━━━ EXERCISE MATERIALS ━━━

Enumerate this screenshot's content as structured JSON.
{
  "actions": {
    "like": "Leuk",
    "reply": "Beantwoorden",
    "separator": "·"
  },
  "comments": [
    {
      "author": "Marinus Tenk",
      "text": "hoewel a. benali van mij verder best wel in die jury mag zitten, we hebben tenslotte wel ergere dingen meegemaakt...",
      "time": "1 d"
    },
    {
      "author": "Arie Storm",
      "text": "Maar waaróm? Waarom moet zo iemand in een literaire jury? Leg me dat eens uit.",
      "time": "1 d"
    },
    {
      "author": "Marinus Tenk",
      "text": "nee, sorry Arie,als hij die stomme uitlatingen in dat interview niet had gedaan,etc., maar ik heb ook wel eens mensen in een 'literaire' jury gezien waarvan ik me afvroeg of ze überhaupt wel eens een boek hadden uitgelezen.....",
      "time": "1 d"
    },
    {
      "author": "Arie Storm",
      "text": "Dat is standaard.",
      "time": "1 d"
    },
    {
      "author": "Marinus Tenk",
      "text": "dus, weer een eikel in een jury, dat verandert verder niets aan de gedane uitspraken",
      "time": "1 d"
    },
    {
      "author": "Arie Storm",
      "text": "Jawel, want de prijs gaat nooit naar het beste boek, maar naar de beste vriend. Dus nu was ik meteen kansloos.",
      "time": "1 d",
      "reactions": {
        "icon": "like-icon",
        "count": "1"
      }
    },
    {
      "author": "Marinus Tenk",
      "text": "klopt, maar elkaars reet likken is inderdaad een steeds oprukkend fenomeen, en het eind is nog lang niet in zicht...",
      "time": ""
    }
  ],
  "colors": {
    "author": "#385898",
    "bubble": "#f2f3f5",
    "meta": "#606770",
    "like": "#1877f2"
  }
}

━━━

TASK PROMPT —
Return all of the entries exactly as written.

ANSWER TO THIS TASK —
Enumerate this screenshot's content as structured JSON.
{
  "actions": {
    "like": "Leuk",
    "reply": "Beantwoorden",
    "separator": "·"
  },
  "comments": [
    {
      "author": "Marinus Tenk",
      "text": "hoewel a. benali van mij verder best wel in die jury mag zitten, we hebben tenslotte wel ergere dingen meegemaakt...",
      "time": "1 d"
    },
    {
      "author": "Arie Storm",
      "text": "Maar waaróm? Waarom moet zo iemand in een literaire jury? Leg me dat eens uit.",
      "time": "1 d"
    },
    {
      "author": "Marinus Tenk",
      "text": "nee, sorry Arie,als hij die stomme uitlatingen in dat interview niet had gedaan,etc., maar ik heb ook wel eens mensen in een 'literaire' jury gezien waarvan ik me afvroeg of ze überhaupt wel eens een boek hadden uitgelezen.....",
      "time": "1 d"
    },
    {
      "author": "Arie Storm",
      "text": "Dat is standaard.",
      "time": "1 d"
    },
    {
      "author": "Marinus Tenk",
      "text": "dus, weer een eikel in een jury, dat verandert verder niets aan de gedane uitspraken",
      "time": "1 d"
    },
    {
      "author": "Arie Storm",
      "text": "Jawel, want de prijs gaat nooit naar het beste boek, maar naar de beste vriend. Dus nu was ik meteen kansloos.",
      "time": "1 d",
      "reactions": {
        "icon": "like-icon",
        "count": "1"
      }
    },
    {
      "author": "Marinus Tenk",
      "text": "klopt, maar elkaars reet likken is inderdaad een steeds oprukkend fenomeen, en het eind is nog lang niet in zicht...",
      "time": ""
    }
  ],
  "colors": {
    "author": "#385898",
    "bubble": "#f2f3f5",
    "meta": "#606770",
    "like": "#1877f2"
  }
}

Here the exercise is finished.